WORK INSTRUCTIONS ::
Look through the records that follow. Copy every line containing the word "title".

MATERIAL FOR THIS EXERCISE ::

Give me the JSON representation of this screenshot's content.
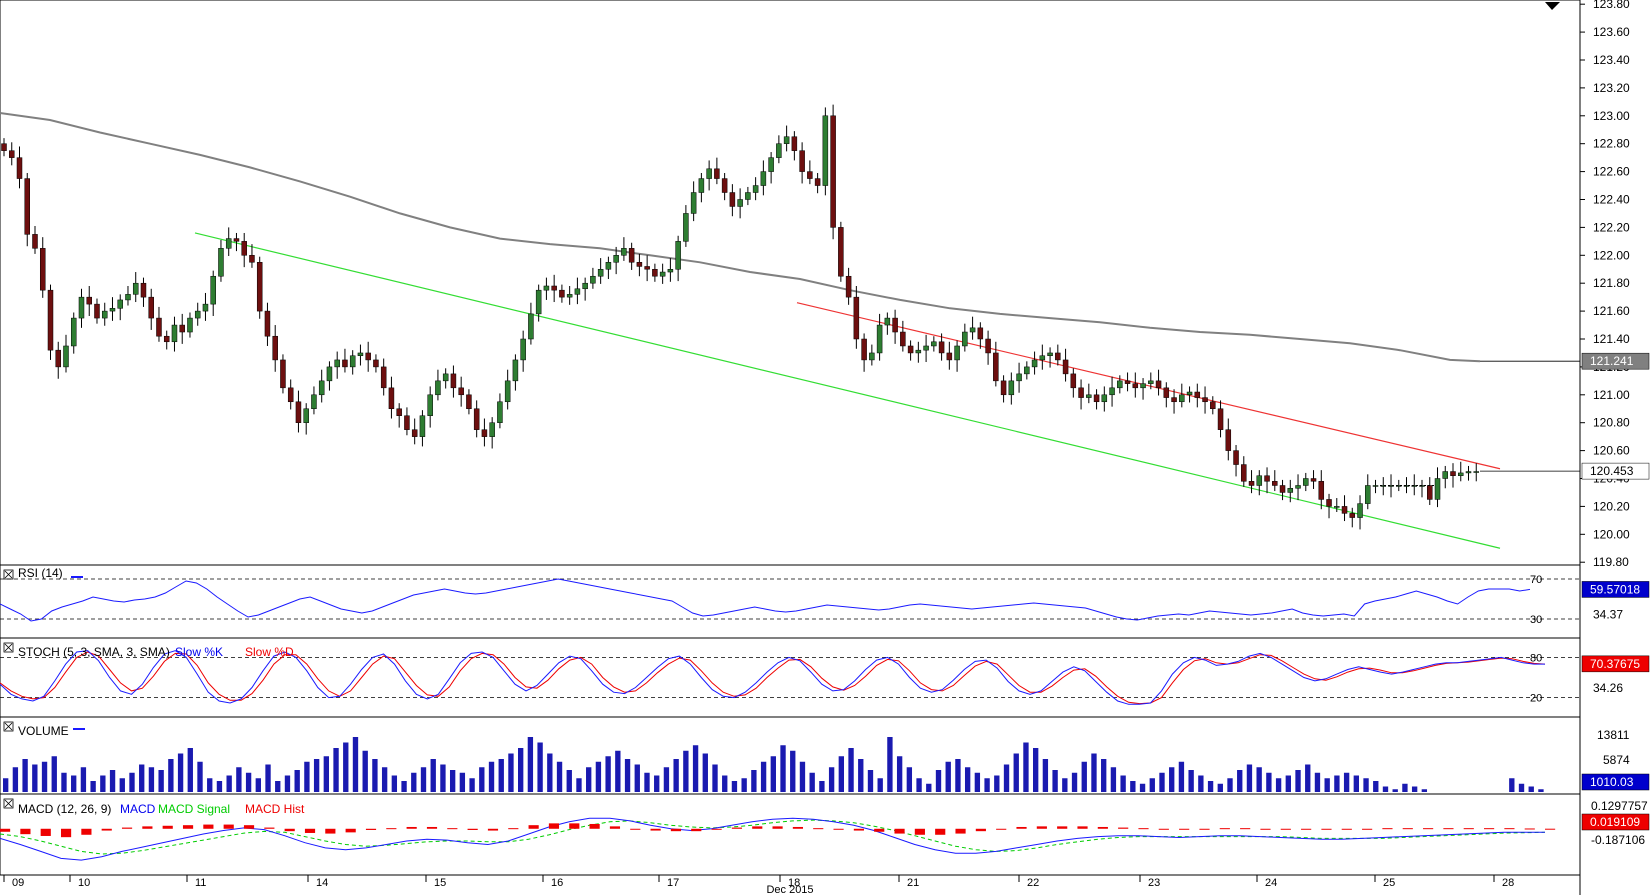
{
  "chart_data": {
    "type": "candlestick",
    "x_label": "Dec 2015",
    "date_ticks": [
      "09",
      "10",
      "11",
      "14",
      "15",
      "16",
      "17",
      "18",
      "21",
      "22",
      "23",
      "24",
      "25",
      "28"
    ],
    "price_panel": {
      "y_ticks": [
        "123.80",
        "123.60",
        "123.40",
        "123.20",
        "123.00",
        "122.80",
        "122.60",
        "122.40",
        "122.20",
        "122.00",
        "121.80",
        "121.60",
        "121.40",
        "121.20",
        "121.00",
        "120.80",
        "120.60",
        "120.40",
        "120.20",
        "120.00",
        "119.80"
      ],
      "ylim": [
        119.78,
        123.83
      ],
      "current_price_label": "120.453",
      "current_price": 120.453,
      "ma_label": "121.241",
      "ma_value": 121.241,
      "ma_path": [
        [
          0,
          123.02
        ],
        [
          50,
          122.97
        ],
        [
          100,
          122.88
        ],
        [
          150,
          122.8
        ],
        [
          200,
          122.72
        ],
        [
          250,
          122.63
        ],
        [
          300,
          122.53
        ],
        [
          350,
          122.42
        ],
        [
          400,
          122.3
        ],
        [
          450,
          122.2
        ],
        [
          500,
          122.12
        ],
        [
          550,
          122.08
        ],
        [
          600,
          122.05
        ],
        [
          650,
          122.0
        ],
        [
          700,
          121.95
        ],
        [
          750,
          121.88
        ],
        [
          800,
          121.83
        ],
        [
          850,
          121.75
        ],
        [
          900,
          121.68
        ],
        [
          950,
          121.62
        ],
        [
          1000,
          121.58
        ],
        [
          1050,
          121.55
        ],
        [
          1100,
          121.52
        ],
        [
          1150,
          121.48
        ],
        [
          1200,
          121.45
        ],
        [
          1250,
          121.43
        ],
        [
          1300,
          121.4
        ],
        [
          1350,
          121.37
        ],
        [
          1400,
          121.32
        ],
        [
          1450,
          121.25
        ],
        [
          1480,
          121.24
        ]
      ],
      "trend_lines": [
        {
          "color": "#33dd33",
          "from": [
            195,
            122.16
          ],
          "to": [
            1500,
            119.9
          ]
        },
        {
          "color": "#ee3333",
          "from": [
            797,
            121.66
          ],
          "to": [
            1500,
            120.47
          ]
        }
      ],
      "closes": [
        122.75,
        122.7,
        122.55,
        122.15,
        122.05,
        121.75,
        121.32,
        121.2,
        121.35,
        121.55,
        121.7,
        121.65,
        121.55,
        121.6,
        121.62,
        121.68,
        121.72,
        121.8,
        121.7,
        121.55,
        121.42,
        121.38,
        121.5,
        121.45,
        121.55,
        121.6,
        121.65,
        121.85,
        122.05,
        122.12,
        122.1,
        122.0,
        121.95,
        121.6,
        121.42,
        121.25,
        121.05,
        120.95,
        120.8,
        120.9,
        121.0,
        121.1,
        121.2,
        121.25,
        121.2,
        121.28,
        121.3,
        121.25,
        121.2,
        121.05,
        120.9,
        120.85,
        120.75,
        120.7,
        120.85,
        121.0,
        121.1,
        121.15,
        121.05,
        121.0,
        120.9,
        120.75,
        120.7,
        120.8,
        120.95,
        121.1,
        121.25,
        121.4,
        121.58,
        121.75,
        121.78,
        121.75,
        121.7,
        121.72,
        121.76,
        121.8,
        121.85,
        121.9,
        121.95,
        122.0,
        122.05,
        121.95,
        121.92,
        121.9,
        121.85,
        121.88,
        121.9,
        122.1,
        122.3,
        122.45,
        122.55,
        122.62,
        122.55,
        122.45,
        122.35,
        122.4,
        122.45,
        122.5,
        122.6,
        122.7,
        122.8,
        122.85,
        122.75,
        122.6,
        122.55,
        122.5,
        123.0,
        122.2,
        121.85,
        121.7,
        121.4,
        121.25,
        121.3,
        121.5,
        121.55,
        121.45,
        121.35,
        121.3,
        121.32,
        121.35,
        121.38,
        121.3,
        121.25,
        121.35,
        121.45,
        121.48,
        121.4,
        121.3,
        121.1,
        121.0,
        121.1,
        121.15,
        121.2,
        121.25,
        121.28,
        121.3,
        121.25,
        121.15,
        121.05,
        120.98,
        121.0,
        120.95,
        121.0,
        121.05,
        121.1,
        121.08,
        121.05,
        121.08,
        121.1,
        121.05,
        120.98,
        120.95,
        121.0,
        121.02,
        120.98,
        120.95,
        120.9,
        120.75,
        120.6,
        120.5,
        120.38,
        120.35,
        120.42,
        120.38,
        120.35,
        120.3,
        120.33,
        120.35,
        120.4,
        120.38,
        120.25,
        120.2,
        120.2,
        120.15,
        120.12,
        120.22,
        120.35,
        120.35,
        120.35,
        120.35,
        120.35,
        120.35,
        120.35,
        120.35,
        120.25,
        120.4,
        120.45,
        120.42,
        120.44,
        120.45,
        120.45
      ]
    },
    "rsi_panel": {
      "title": "RSI (14)",
      "levels": [
        "70",
        "30"
      ],
      "value_label": "59.57018",
      "value": 59.57018,
      "scale_label": "34.37",
      "series": [
        45,
        40,
        35,
        28,
        30,
        38,
        42,
        45,
        48,
        52,
        50,
        48,
        47,
        49,
        50,
        52,
        56,
        62,
        68,
        66,
        60,
        52,
        45,
        38,
        32,
        34,
        38,
        42,
        46,
        50,
        52,
        48,
        44,
        40,
        38,
        36,
        38,
        42,
        46,
        50,
        54,
        56,
        58,
        60,
        58,
        56,
        55,
        56,
        58,
        60,
        62,
        64,
        66,
        68,
        70,
        68,
        66,
        64,
        62,
        60,
        58,
        56,
        54,
        52,
        50,
        48,
        42,
        36,
        33,
        34,
        36,
        38,
        40,
        42,
        40,
        38,
        37,
        38,
        40,
        42,
        44,
        43,
        42,
        41,
        40,
        39,
        40,
        42,
        44,
        45,
        44,
        43,
        42,
        41,
        40,
        41,
        42,
        43,
        44,
        45,
        46,
        45,
        44,
        43,
        42,
        41,
        38,
        35,
        32,
        30,
        29,
        31,
        33,
        34,
        35,
        34,
        36,
        38,
        37,
        36,
        35,
        34,
        35,
        36,
        38,
        40,
        36,
        34,
        33,
        34,
        35,
        33,
        45,
        48,
        50,
        52,
        55,
        58,
        55,
        52,
        48,
        45,
        52,
        58,
        60,
        60,
        60,
        58,
        59.57
      ]
    },
    "stoch_panel": {
      "title": "STOCH (5, 3, SMA, 3, SMA)",
      "legend": [
        {
          "name": "Slow %K",
          "color": "#0000ee"
        },
        {
          "name": "Slow %D",
          "color": "#ee0000"
        }
      ],
      "levels": [
        "80",
        "20"
      ],
      "value_label": "70.37675",
      "value": 70.37675,
      "scale_label": "34.26",
      "k_series": [
        40,
        25,
        18,
        15,
        22,
        45,
        70,
        88,
        90,
        75,
        50,
        30,
        25,
        40,
        65,
        85,
        90,
        80,
        55,
        28,
        15,
        12,
        18,
        35,
        60,
        82,
        88,
        80,
        60,
        35,
        20,
        22,
        40,
        62,
        80,
        85,
        70,
        45,
        25,
        18,
        25,
        48,
        72,
        86,
        88,
        80,
        60,
        40,
        30,
        38,
        55,
        72,
        82,
        78,
        60,
        40,
        28,
        26,
        35,
        50,
        65,
        78,
        82,
        70,
        50,
        32,
        22,
        20,
        28,
        42,
        58,
        72,
        80,
        75,
        58,
        40,
        30,
        32,
        45,
        62,
        76,
        80,
        70,
        50,
        34,
        28,
        32,
        46,
        62,
        74,
        76,
        64,
        44,
        30,
        25,
        30,
        44,
        58,
        66,
        60,
        44,
        28,
        15,
        10,
        10,
        12,
        30,
        55,
        72,
        80,
        76,
        68,
        70,
        74,
        82,
        86,
        80,
        70,
        60,
        50,
        45,
        48,
        55,
        62,
        66,
        62,
        58,
        55,
        58,
        62,
        66,
        70,
        72,
        72,
        74,
        76,
        78,
        80,
        76,
        72,
        70,
        70
      ],
      "d_series": [
        42,
        30,
        22,
        18,
        20,
        35,
        58,
        80,
        88,
        82,
        62,
        42,
        30,
        34,
        52,
        74,
        86,
        85,
        68,
        42,
        25,
        16,
        16,
        26,
        46,
        70,
        84,
        84,
        70,
        48,
        30,
        22,
        30,
        50,
        70,
        82,
        78,
        58,
        38,
        24,
        22,
        36,
        60,
        78,
        86,
        84,
        70,
        50,
        36,
        34,
        46,
        63,
        76,
        80,
        70,
        50,
        36,
        28,
        30,
        42,
        57,
        70,
        79,
        76,
        60,
        42,
        28,
        22,
        24,
        34,
        50,
        64,
        76,
        77,
        66,
        49,
        36,
        31,
        38,
        52,
        68,
        77,
        75,
        60,
        42,
        32,
        30,
        38,
        53,
        67,
        74,
        70,
        54,
        38,
        28,
        28,
        37,
        50,
        61,
        63,
        52,
        36,
        22,
        13,
        11,
        12,
        20,
        42,
        62,
        75,
        78,
        72,
        70,
        72,
        78,
        84,
        83,
        75,
        65,
        55,
        48,
        46,
        51,
        58,
        63,
        64,
        61,
        57,
        57,
        60,
        64,
        68,
        71,
        72,
        73,
        75,
        77,
        79,
        78,
        74,
        71,
        70
      ]
    },
    "volume_panel": {
      "title": "VOLUME",
      "ticks": [
        "13811",
        "5874"
      ],
      "value_label": "1010.03",
      "value": 1010.03,
      "bars": [
        5,
        9,
        12,
        10,
        11,
        13,
        7,
        6,
        9,
        4,
        6,
        8,
        5,
        7,
        10,
        9,
        8,
        12,
        14,
        16,
        11,
        5,
        4,
        6,
        9,
        7,
        5,
        10,
        4,
        6,
        8,
        11,
        12,
        13,
        16,
        18,
        20,
        15,
        12,
        9,
        6,
        4,
        7,
        9,
        12,
        10,
        8,
        7,
        5,
        9,
        11,
        12,
        14,
        16,
        20,
        18,
        14,
        11,
        8,
        5,
        9,
        11,
        13,
        15,
        12,
        10,
        7,
        6,
        9,
        12,
        15,
        17,
        14,
        10,
        6,
        4,
        5,
        8,
        11,
        13,
        17,
        15,
        11,
        7,
        4,
        9,
        13,
        16,
        12,
        8,
        5,
        20,
        13,
        9,
        5,
        3,
        8,
        11,
        12,
        9,
        7,
        5,
        6,
        10,
        14,
        18,
        16,
        12,
        8,
        5,
        7,
        11,
        14,
        12,
        9,
        6,
        4,
        3,
        5,
        7,
        9,
        11,
        8,
        6,
        4,
        3,
        5,
        8,
        10,
        9,
        7,
        5,
        6,
        8,
        10,
        7,
        5,
        6,
        7,
        6,
        5,
        4,
        2,
        1,
        3,
        2,
        1,
        0,
        0,
        0,
        0,
        0,
        0,
        0,
        0,
        5,
        3,
        2,
        1
      ]
    },
    "macd_panel": {
      "title": "MACD (12, 26, 9)",
      "legend": [
        {
          "name": "MACD",
          "color": "#0000ee"
        },
        {
          "name": "MACD Signal",
          "color": "#00cc00"
        },
        {
          "name": "MACD Hist",
          "color": "#ee0000"
        }
      ],
      "ticks": [
        "0.1297757",
        "-0.187106"
      ],
      "value_label": "0.019109",
      "value": 0.019109,
      "macd_series": [
        -0.05,
        -0.12,
        -0.2,
        -0.28,
        -0.3,
        -0.26,
        -0.2,
        -0.15,
        -0.1,
        -0.05,
        0.0,
        0.04,
        0.07,
        0.05,
        -0.02,
        -0.1,
        -0.16,
        -0.18,
        -0.16,
        -0.12,
        -0.08,
        -0.06,
        -0.07,
        -0.1,
        -0.12,
        -0.08,
        0.0,
        0.08,
        0.14,
        0.18,
        0.18,
        0.15,
        0.1,
        0.06,
        0.04,
        0.06,
        0.1,
        0.14,
        0.17,
        0.18,
        0.17,
        0.14,
        0.1,
        0.04,
        -0.04,
        -0.12,
        -0.18,
        -0.22,
        -0.22,
        -0.2,
        -0.16,
        -0.12,
        -0.08,
        -0.05,
        -0.03,
        -0.02,
        -0.02,
        -0.03,
        -0.04,
        -0.03,
        -0.02,
        -0.02,
        -0.03,
        -0.04,
        -0.05,
        -0.06,
        -0.06,
        -0.05,
        -0.04,
        -0.03,
        -0.02,
        -0.01,
        0.0,
        0.01,
        0.02,
        0.02,
        0.02
      ],
      "signal_series": [
        0.0,
        -0.03,
        -0.08,
        -0.14,
        -0.2,
        -0.23,
        -0.22,
        -0.19,
        -0.15,
        -0.11,
        -0.07,
        -0.03,
        0.01,
        0.03,
        0.02,
        -0.03,
        -0.08,
        -0.12,
        -0.14,
        -0.13,
        -0.11,
        -0.09,
        -0.08,
        -0.08,
        -0.09,
        -0.09,
        -0.06,
        -0.01,
        0.05,
        0.1,
        0.14,
        0.15,
        0.13,
        0.1,
        0.08,
        0.07,
        0.08,
        0.1,
        0.13,
        0.15,
        0.16,
        0.15,
        0.13,
        0.09,
        0.04,
        -0.02,
        -0.08,
        -0.14,
        -0.18,
        -0.2,
        -0.19,
        -0.16,
        -0.12,
        -0.09,
        -0.06,
        -0.04,
        -0.03,
        -0.03,
        -0.03,
        -0.03,
        -0.03,
        -0.03,
        -0.03,
        -0.03,
        -0.04,
        -0.05,
        -0.05,
        -0.05,
        -0.05,
        -0.04,
        -0.03,
        -0.02,
        -0.01,
        0.0,
        0.01,
        0.015,
        0.019
      ]
    }
  }
}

RESPONSE ::
      "title": "RSI (14)",
      "title": "STOCH (5, 3, SMA, 3, SMA)",
      "title": "VOLUME",
      "title": "MACD (12, 26, 9)",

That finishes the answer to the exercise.